- GOALS
- A) In the software design post, please reproduce the part that opens with the words containing "Software design in" and closes with "academic software developers.", and swap "academic" for "research".
- B) In the software design post, what does the author call the key to using a tool like the one described?

- PROVIDED TEXT

Software design in scientific computing

Author: Adrian Jackson
Posted: 10 May 2016 | 00:07

Useful software design

Prompted by a recent discussion of a blog post discussing applying commercial development techniques to academic software development, I've been trying to formalise the software design process I'd recommend to academic software developers.

Just the term, software design, puts a lot of people off. It sounds like a long, elaborate process, full of requirements capture and storyboards, but it really doesn't have to be. I think anyone who is writing programs will be doing some form of software design, even if that design is just following the process they've always used, but are just not formalising it. However, formalising your software design could bring important benefits.

Design process

For me minimal software design should involve writing a very short document that contains the following:

  1. What is the purpose of the program?
  2. What data will it consume and produce?
  3. How can you validate correctness?
  4. Who do you expect the users to be?
  5. What parts of the program could you imagine replacing in the future (ie for performance or functionality reasons, for instance moving from 2D to 3D simulations, using a different solver, etc...)?
  6. Are you going to use existing code or libraries to implement all or part of the program (what are your dependencies)?

It could just be a sentence for each of the above, especially if you are writing a very small program, but you could also expand on these and write a page or two, with some pictures to help out if needed.

As with any tool to improve software development, the key to using something like this is tailoring; using the parts that are useful, adding to it as required, and ignoring the bits that don't apply. The purpose of the questions above are simply to encourage thought before coding starts, hopefully prompting sensible decisions on how the program is written based on the answers. They can also be used to evaluate the program later on, in code reviews or when releases happen; you'll have a document to reference that outlines key information about the program.

Benefits

One of the key design areas for software, which often is not properly considered and can have a big impact on applications later in the development process, is the changeability of a program. If there are areas in the program that it is likely you will want to change in the future, for performance or functionality reasons, then if you can cleanly encapsulate them in the program it will enable easy changes in the future (thinking data layout or solvers).

Likewise, understanding the likely user base, and I/O, of the program will let you take sensible decisions on how to structure your program and the level of testing needed (will you need GUIs, do you need multiple data formats for input and output, are you going to need documentation and error checking of inputs, etc...).

Finally, understanding and documenting your validation cases/information (how you can confirm correctness once you have a working program) will help anyone else developing the program in the future; and thinking about what parts of the program can be implemented using code you've developed before, or that's already available, will give you chance to have a look around for code you can re-use, potentially saving time in your development.

[Element location data]
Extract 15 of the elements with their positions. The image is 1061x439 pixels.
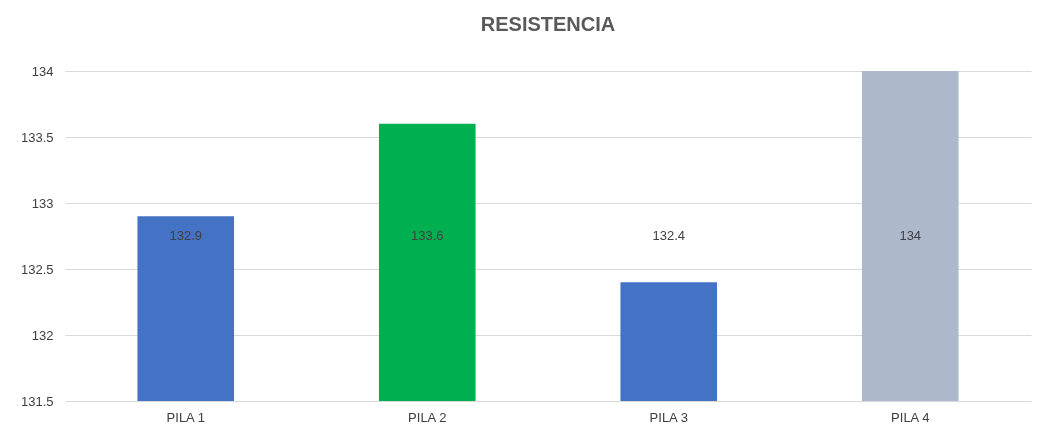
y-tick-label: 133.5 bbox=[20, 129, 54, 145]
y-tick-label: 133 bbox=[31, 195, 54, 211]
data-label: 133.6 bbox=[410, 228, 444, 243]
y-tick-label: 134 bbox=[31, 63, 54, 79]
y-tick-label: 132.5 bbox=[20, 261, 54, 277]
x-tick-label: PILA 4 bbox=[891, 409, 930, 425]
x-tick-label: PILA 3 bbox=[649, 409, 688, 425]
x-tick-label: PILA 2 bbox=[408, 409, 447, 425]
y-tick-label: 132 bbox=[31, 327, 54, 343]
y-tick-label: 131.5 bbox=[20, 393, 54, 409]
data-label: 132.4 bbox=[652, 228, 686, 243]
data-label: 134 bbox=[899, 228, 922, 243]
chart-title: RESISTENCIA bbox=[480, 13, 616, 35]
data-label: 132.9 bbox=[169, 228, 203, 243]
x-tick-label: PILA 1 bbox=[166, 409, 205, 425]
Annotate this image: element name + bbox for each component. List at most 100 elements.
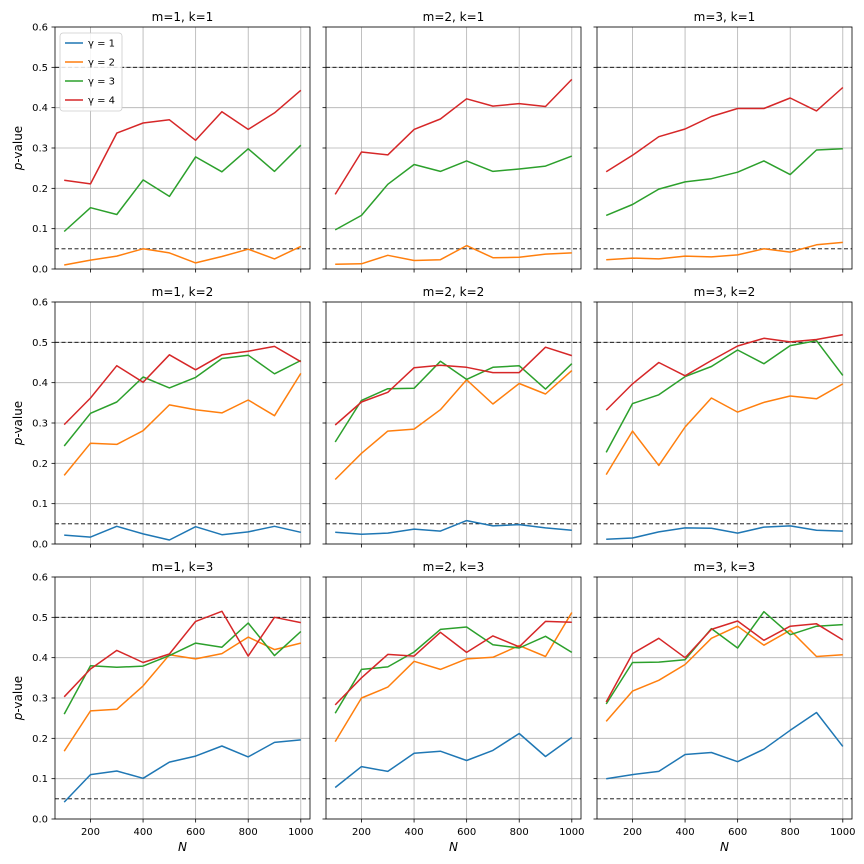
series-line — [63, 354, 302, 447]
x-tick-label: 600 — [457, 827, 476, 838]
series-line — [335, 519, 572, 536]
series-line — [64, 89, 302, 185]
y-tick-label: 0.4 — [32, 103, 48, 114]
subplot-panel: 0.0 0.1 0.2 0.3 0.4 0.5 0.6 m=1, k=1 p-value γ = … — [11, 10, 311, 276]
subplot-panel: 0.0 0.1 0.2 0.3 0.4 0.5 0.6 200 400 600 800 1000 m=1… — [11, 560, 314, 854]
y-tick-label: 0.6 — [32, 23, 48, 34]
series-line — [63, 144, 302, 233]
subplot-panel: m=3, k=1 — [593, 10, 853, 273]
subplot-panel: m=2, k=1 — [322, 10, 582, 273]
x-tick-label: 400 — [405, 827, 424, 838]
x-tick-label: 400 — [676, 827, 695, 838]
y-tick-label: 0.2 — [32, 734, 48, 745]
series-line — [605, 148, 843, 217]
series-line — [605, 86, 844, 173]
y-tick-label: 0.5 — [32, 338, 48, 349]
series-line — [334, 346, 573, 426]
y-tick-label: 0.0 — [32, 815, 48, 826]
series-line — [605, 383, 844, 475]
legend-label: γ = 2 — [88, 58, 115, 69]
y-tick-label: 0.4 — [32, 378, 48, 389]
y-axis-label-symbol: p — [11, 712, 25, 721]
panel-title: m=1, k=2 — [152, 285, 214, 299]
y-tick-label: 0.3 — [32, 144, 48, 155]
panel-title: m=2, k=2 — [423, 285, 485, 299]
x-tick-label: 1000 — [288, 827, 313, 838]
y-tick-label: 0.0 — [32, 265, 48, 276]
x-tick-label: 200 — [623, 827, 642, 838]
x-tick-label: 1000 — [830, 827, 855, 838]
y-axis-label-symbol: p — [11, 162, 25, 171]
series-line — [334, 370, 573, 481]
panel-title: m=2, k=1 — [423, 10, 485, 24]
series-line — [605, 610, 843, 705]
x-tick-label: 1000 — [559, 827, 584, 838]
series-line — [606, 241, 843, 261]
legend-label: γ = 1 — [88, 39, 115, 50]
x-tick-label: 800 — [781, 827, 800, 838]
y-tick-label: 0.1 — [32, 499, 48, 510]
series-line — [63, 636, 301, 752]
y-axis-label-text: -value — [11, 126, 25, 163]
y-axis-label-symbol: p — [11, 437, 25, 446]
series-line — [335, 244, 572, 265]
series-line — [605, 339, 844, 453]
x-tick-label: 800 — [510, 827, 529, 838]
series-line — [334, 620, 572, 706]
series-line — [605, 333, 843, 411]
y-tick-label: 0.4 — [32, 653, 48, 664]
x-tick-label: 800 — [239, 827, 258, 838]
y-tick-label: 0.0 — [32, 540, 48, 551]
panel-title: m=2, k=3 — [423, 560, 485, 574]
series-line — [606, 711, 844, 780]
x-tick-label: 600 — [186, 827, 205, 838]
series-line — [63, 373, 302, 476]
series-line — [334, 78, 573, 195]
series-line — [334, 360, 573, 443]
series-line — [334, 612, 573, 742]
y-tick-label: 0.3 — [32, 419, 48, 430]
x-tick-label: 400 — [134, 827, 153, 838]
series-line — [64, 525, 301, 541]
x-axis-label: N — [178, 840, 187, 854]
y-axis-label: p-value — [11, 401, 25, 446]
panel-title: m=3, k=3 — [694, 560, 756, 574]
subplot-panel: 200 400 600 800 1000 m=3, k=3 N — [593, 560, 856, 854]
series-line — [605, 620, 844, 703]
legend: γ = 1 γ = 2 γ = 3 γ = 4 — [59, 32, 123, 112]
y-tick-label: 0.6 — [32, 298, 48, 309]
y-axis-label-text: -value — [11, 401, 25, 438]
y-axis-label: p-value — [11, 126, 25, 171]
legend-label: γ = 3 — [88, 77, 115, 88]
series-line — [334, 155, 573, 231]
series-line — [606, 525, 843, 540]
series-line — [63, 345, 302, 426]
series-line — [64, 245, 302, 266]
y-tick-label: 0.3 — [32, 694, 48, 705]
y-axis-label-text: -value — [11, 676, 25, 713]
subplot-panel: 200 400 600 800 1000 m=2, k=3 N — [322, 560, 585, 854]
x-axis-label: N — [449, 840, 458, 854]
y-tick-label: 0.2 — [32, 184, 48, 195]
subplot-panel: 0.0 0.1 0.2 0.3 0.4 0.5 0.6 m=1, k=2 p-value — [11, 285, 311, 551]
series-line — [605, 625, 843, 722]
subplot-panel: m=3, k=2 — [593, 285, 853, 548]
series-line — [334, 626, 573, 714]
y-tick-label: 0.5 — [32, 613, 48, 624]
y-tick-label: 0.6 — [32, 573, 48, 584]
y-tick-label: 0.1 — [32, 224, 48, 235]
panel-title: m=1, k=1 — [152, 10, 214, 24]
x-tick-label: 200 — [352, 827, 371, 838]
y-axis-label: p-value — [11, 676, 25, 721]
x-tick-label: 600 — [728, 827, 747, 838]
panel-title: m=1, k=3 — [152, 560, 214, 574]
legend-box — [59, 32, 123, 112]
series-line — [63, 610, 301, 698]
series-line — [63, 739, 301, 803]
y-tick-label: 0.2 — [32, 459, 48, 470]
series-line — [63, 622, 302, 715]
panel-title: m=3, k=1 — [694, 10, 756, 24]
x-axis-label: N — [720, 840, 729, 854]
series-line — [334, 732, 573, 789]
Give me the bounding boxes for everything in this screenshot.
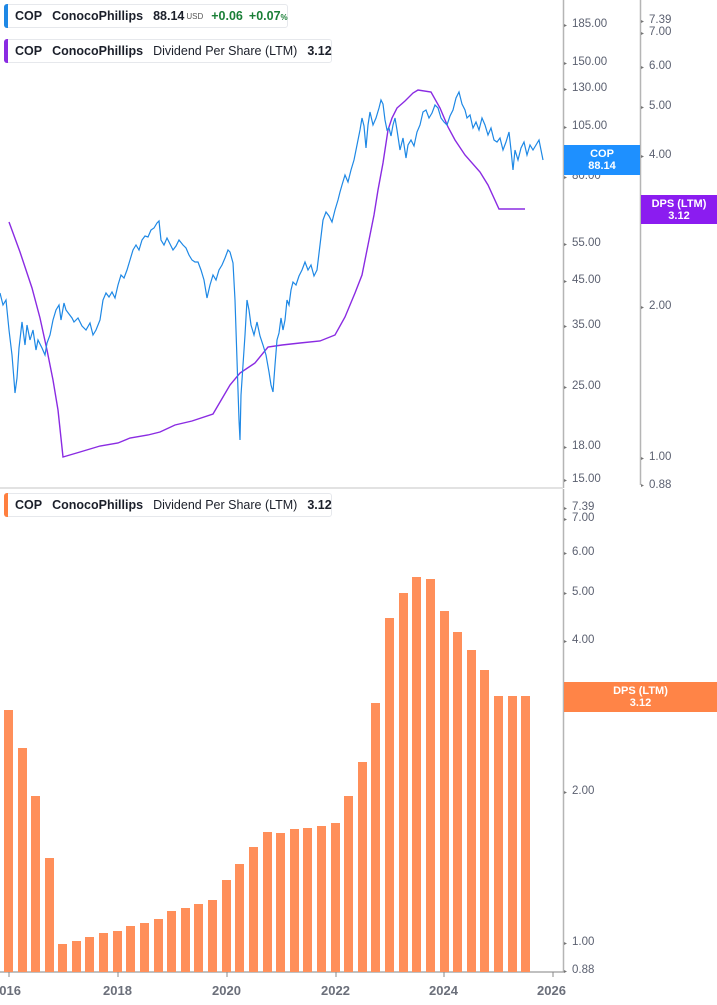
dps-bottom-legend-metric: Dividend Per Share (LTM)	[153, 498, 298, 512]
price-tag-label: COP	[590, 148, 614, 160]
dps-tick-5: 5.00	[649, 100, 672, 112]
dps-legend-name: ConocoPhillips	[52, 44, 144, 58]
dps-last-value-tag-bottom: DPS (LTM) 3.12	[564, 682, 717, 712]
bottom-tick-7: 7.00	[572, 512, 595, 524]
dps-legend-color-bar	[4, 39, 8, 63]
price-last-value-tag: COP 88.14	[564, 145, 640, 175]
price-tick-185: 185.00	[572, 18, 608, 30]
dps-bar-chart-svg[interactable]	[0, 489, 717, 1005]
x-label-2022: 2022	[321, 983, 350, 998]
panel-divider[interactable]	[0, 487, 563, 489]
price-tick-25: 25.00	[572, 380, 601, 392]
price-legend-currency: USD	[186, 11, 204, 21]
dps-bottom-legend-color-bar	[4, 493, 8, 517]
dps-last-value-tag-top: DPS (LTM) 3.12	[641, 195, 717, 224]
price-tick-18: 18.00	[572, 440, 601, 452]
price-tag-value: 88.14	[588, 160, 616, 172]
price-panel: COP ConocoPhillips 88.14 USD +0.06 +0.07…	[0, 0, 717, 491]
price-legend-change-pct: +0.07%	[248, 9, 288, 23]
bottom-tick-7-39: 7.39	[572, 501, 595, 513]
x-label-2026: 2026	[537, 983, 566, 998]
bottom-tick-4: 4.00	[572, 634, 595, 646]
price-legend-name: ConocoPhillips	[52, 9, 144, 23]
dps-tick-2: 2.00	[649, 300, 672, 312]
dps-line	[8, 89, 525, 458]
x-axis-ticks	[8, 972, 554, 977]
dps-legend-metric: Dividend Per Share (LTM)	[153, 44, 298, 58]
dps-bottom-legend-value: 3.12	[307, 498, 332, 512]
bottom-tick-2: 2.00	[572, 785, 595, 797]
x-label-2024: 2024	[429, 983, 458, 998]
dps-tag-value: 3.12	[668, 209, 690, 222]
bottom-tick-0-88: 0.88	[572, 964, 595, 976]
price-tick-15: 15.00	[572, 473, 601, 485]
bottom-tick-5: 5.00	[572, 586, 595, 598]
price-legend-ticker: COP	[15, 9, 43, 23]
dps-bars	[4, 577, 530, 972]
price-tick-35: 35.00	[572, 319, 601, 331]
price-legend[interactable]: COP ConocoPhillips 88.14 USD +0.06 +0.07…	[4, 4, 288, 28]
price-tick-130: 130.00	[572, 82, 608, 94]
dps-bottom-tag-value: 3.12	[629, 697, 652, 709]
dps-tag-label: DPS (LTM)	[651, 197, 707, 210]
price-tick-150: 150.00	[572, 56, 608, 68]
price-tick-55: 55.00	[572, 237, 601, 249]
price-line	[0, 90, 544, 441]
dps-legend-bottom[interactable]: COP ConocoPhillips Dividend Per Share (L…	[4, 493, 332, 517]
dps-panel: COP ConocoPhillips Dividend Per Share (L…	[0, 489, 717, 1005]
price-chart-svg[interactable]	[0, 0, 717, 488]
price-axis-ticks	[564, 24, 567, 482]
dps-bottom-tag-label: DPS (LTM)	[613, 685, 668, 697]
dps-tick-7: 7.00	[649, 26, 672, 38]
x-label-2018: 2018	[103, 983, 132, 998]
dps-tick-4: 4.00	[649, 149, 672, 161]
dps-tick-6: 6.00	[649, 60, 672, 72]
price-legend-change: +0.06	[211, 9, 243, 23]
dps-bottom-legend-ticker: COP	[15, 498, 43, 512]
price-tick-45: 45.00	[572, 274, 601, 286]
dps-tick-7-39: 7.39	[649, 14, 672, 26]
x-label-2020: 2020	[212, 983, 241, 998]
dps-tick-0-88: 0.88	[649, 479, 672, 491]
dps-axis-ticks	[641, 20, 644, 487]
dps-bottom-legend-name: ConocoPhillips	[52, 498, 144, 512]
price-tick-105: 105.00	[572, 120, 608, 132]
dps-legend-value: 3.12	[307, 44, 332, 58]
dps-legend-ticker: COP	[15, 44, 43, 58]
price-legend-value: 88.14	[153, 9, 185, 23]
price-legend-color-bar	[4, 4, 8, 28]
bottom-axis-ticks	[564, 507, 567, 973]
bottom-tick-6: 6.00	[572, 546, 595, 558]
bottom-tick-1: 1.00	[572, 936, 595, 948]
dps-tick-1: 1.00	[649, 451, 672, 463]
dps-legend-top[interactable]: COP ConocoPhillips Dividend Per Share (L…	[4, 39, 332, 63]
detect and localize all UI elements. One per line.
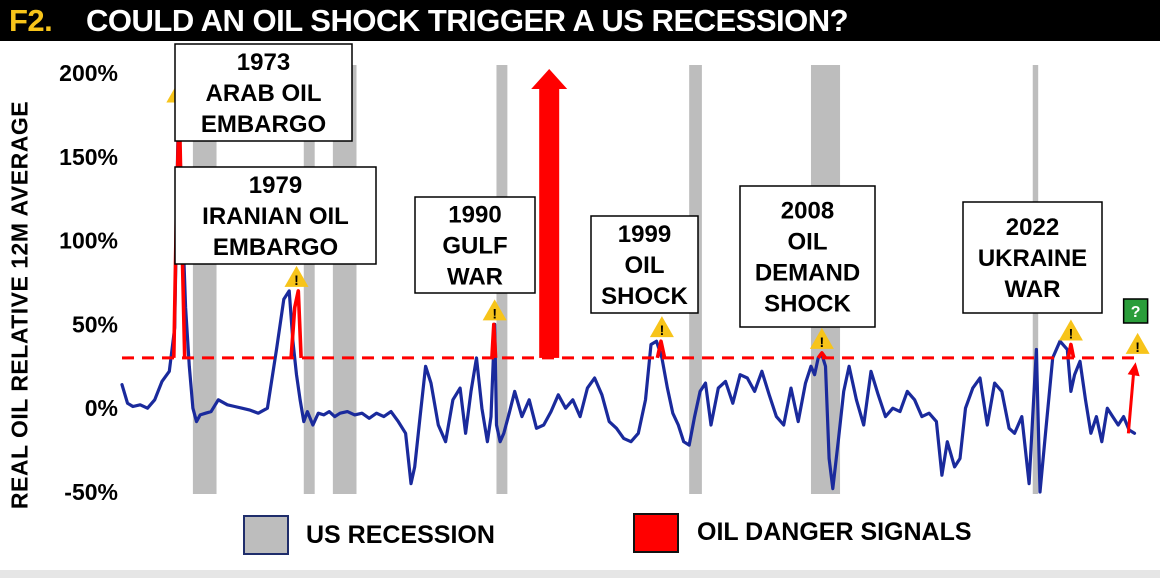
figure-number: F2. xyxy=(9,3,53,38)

- THE REPLIES
- A)
Software design in scientific computing

Author: Adrian Jackson
Posted: 10 May 2016 | 00:07

Useful software design

Prompted by a recent discussion of a blog post discussing applying commercial development techniques to research software development, I've been trying to formalise the software design process I'd recommend to research software developers.

- B) Tailoring